_EXERCISE_
Below is a set of records. Repeat all of them exactly.
— BEGIN INPUT RECORDS —
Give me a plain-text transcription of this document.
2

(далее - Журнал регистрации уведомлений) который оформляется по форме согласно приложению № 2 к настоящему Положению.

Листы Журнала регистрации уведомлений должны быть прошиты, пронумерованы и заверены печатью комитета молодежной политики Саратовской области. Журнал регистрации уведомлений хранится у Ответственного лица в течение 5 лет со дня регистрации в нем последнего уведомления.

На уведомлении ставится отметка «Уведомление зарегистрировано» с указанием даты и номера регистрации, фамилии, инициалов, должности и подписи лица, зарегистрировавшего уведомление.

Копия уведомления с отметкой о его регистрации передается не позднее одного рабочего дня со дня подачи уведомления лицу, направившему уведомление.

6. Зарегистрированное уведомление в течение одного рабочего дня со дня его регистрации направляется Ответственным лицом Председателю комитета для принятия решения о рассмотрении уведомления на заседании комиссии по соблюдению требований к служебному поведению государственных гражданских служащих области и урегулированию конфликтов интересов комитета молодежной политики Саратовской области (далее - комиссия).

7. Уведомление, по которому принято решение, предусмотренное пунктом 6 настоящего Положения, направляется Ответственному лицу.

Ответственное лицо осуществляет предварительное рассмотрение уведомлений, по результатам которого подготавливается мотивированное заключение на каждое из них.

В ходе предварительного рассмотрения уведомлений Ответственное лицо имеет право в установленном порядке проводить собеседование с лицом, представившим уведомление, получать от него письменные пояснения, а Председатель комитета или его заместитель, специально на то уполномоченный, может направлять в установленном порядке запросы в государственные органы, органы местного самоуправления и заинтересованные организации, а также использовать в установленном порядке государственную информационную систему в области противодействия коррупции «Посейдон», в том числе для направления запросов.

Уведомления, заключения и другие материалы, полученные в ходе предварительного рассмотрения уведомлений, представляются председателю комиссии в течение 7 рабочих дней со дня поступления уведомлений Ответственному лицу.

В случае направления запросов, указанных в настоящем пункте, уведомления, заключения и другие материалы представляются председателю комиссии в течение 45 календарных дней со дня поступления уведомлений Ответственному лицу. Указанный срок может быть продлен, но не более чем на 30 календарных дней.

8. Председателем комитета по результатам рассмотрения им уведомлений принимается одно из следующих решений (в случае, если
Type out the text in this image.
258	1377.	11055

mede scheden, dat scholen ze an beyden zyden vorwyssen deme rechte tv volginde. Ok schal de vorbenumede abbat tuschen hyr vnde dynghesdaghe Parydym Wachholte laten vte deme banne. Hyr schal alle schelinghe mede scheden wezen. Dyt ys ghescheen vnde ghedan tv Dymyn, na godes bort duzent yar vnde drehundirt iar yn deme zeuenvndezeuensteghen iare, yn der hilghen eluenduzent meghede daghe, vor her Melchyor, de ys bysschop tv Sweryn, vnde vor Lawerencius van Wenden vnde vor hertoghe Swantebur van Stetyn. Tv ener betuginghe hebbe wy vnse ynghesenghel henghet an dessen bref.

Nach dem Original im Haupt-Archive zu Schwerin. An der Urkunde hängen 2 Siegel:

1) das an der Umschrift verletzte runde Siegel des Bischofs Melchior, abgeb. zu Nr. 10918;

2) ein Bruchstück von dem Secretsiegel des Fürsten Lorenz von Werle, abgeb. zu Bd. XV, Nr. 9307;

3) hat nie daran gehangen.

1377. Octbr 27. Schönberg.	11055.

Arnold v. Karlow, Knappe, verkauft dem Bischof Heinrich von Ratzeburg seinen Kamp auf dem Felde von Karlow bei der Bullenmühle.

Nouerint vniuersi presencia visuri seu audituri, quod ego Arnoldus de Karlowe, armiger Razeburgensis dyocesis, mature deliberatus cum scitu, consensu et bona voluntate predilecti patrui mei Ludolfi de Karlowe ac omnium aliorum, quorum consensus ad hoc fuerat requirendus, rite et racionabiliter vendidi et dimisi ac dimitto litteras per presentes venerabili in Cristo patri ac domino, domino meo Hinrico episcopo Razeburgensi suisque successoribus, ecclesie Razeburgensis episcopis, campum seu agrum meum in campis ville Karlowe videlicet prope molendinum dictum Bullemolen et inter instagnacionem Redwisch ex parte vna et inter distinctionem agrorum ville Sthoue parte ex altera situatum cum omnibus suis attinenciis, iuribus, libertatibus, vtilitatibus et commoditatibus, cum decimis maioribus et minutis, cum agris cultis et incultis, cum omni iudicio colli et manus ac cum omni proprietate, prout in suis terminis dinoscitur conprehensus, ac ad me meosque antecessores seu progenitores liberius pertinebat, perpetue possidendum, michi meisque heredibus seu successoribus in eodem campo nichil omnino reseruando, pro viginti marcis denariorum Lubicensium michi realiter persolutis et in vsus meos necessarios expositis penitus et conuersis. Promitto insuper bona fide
— END INPUT RECORDS —
_REPLY_
Give me a plain-text transcription of this document.
2

(далее - Журнал регистрации уведомлений) который оформляется по форме согласно приложению № 2 к настоящему Положению.

Листы Журнала регистрации уведомлений должны быть прошиты, пронумерованы и заверены печатью комитета молодежной политики Саратовской области. Журнал регистрации уведомлений хранится у Ответственного лица в течение 5 лет со дня регистрации в нем последнего уведомления.

На уведомлении ставится отметка «Уведомление зарегистрировано» с указанием даты и номера регистрации, фамилии, инициалов, должности и подписи лица, зарегистрировавшего уведомление.

Копия уведомления с отметкой о его регистрации передается не позднее одного рабочего дня со дня подачи уведомления лицу, направившему уведомление.

6. Зарегистрированное уведомление в течение одного рабочего дня со дня его регистрации направляется Ответственным лицом Председателю комитета для принятия решения о рассмотрении уведомления на заседании комиссии по соблюдению требований к служебному поведению государственных гражданских служащих области и урегулированию конфликтов интересов комитета молодежной политики Саратовской области (далее - комиссия).

7. Уведомление, по которому принято решение, предусмотренное пунктом 6 настоящего Положения, направляется Ответственному лицу.

Ответственное лицо осуществляет предварительное рассмотрение уведомлений, по результатам которого подготавливается мотивированное заключение на каждое из них.

В ходе предварительного рассмотрения уведомлений Ответственное лицо имеет право в установленном порядке проводить собеседование с лицом, представившим уведомление, получать от него письменные пояснения, а Председатель комитета или его заместитель, специально на то уполномоченный, может направлять в установленном порядке запросы в государственные органы, органы местного самоуправления и заинтересованные организации, а также использовать в установленном порядке государственную информационную систему в области противодействия коррупции «Посейдон», в том числе для направления запросов.

Уведомления, заключения и другие материалы, полученные в ходе предварительного рассмотрения уведомлений, представляются председателю комиссии в течение 7 рабочих дней со дня поступления уведомлений Ответственному лицу.

В случае направления запросов, указанных в настоящем пункте, уведомления, заключения и другие материалы представляются председателю комиссии в течение 45 календарных дней со дня поступления уведомлений Ответственному лицу. Указанный срок может быть продлен, но не более чем на 30 календарных дней.

8. Председателем комитета по результатам рассмотрения им уведомлений принимается одно из следующих решений (в случае, если
Type out the text in this image.
258	1377.	11055

mede scheden, dat scholen ze an beyden zyden vorwyssen deme rechte tv volginde. Ok schal de vorbenumede abbat tuschen hyr vnde dynghesdaghe Parydym Wachholte laten vte deme banne. Hyr schal alle schelinghe mede scheden wezen. Dyt ys ghescheen vnde ghedan tv Dymyn, na godes bort duzent yar vnde drehundirt iar yn deme zeuenvndezeuensteghen iare, yn der hilghen eluenduzent meghede daghe, vor her Melchyor, de ys bysschop tv Sweryn, vnde vor Lawerencius van Wenden vnde vor hertoghe Swantebur van Stetyn. Tv ener betuginghe hebbe wy vnse ynghesenghel henghet an dessen bref.

Nach dem Original im Haupt-Archive zu Schwerin. An der Urkunde hängen 2 Siegel:

1) das an der Umschrift verletzte runde Siegel des Bischofs Melchior, abgeb. zu Nr. 10918;

2) ein Bruchstück von dem Secretsiegel des Fürsten Lorenz von Werle, abgeb. zu Bd. XV, Nr. 9307;

3) hat nie daran gehangen.

1377. Octbr 27. Schönberg.	11055.

Arnold v. Karlow, Knappe, verkauft dem Bischof Heinrich von Ratzeburg seinen Kamp auf dem Felde von Karlow bei der Bullenmühle.

Nouerint vniuersi presencia visuri seu audituri, quod ego Arnoldus de Karlowe, armiger Razeburgensis dyocesis, mature deliberatus cum scitu, consensu et bona voluntate predilecti patrui mei Ludolfi de Karlowe ac omnium aliorum, quorum consensus ad hoc fuerat requirendus, rite et racionabiliter vendidi et dimisi ac dimitto litteras per presentes venerabili in Cristo patri ac domino, domino meo Hinrico episcopo Razeburgensi suisque successoribus, ecclesie Razeburgensis episcopis, campum seu agrum meum in campis ville Karlowe videlicet prope molendinum dictum Bullemolen et inter instagnacionem Redwisch ex parte vna et inter distinctionem agrorum ville Sthoue parte ex altera situatum cum omnibus suis attinenciis, iuribus, libertatibus, vtilitatibus et commoditatibus, cum decimis maioribus et minutis, cum agris cultis et incultis, cum omni iudicio colli et manus ac cum omni proprietate, prout in suis terminis dinoscitur conprehensus, ac ad me meosque antecessores seu progenitores liberius pertinebat, perpetue possidendum, michi meisque heredibus seu successoribus in eodem campo nichil omnino reseruando, pro viginti marcis denariorum Lubicensium michi realiter persolutis et in vsus meos necessarios expositis penitus et conuersis. Promitto insuper bona fide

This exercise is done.